[Stored entries]
-- -- --
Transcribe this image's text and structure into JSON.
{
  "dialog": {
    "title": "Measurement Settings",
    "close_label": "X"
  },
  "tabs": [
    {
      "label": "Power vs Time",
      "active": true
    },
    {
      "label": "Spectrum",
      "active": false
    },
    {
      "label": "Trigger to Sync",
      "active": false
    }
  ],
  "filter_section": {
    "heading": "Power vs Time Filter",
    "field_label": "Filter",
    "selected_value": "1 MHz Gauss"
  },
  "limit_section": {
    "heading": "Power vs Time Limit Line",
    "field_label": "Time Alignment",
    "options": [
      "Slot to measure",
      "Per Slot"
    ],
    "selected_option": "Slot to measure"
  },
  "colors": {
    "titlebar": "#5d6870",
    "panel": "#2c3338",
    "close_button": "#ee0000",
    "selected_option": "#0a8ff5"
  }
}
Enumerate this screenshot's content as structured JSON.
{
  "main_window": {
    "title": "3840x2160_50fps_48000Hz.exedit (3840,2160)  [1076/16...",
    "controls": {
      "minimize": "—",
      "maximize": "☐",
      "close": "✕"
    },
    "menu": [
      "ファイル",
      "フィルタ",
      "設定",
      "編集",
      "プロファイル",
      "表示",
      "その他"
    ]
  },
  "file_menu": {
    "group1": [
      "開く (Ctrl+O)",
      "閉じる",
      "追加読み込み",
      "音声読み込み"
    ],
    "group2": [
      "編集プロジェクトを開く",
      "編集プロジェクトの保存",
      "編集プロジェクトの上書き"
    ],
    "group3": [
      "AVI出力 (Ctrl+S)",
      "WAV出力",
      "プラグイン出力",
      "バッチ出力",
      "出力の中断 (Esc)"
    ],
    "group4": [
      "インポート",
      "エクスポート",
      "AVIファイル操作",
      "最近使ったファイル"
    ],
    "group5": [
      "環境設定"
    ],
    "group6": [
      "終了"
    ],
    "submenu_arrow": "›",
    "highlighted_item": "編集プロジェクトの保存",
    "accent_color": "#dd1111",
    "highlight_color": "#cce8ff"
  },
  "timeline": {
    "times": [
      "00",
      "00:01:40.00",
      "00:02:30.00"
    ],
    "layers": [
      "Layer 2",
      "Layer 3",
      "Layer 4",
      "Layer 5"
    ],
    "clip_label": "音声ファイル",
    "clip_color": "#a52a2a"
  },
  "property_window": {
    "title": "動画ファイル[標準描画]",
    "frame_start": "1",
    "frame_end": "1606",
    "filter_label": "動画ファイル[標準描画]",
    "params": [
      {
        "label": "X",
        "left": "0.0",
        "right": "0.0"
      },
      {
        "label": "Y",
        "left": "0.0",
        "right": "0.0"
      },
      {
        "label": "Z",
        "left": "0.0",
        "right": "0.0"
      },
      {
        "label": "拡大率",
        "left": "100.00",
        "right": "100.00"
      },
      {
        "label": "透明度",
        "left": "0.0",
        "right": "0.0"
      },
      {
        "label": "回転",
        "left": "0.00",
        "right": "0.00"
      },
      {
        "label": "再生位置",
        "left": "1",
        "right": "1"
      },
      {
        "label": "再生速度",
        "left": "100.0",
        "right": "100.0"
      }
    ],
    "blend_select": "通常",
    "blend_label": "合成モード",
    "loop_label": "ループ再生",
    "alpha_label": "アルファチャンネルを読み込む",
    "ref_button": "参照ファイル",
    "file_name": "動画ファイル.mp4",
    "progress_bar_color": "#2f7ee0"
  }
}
-- -- --
• [Task goal] Reproduce each line from the records that contains the word "編集プロジェクトの保存".

• [Worked answer]
      "編集プロジェクトの保存",
    "highlighted_item": "編集プロジェクトの保存",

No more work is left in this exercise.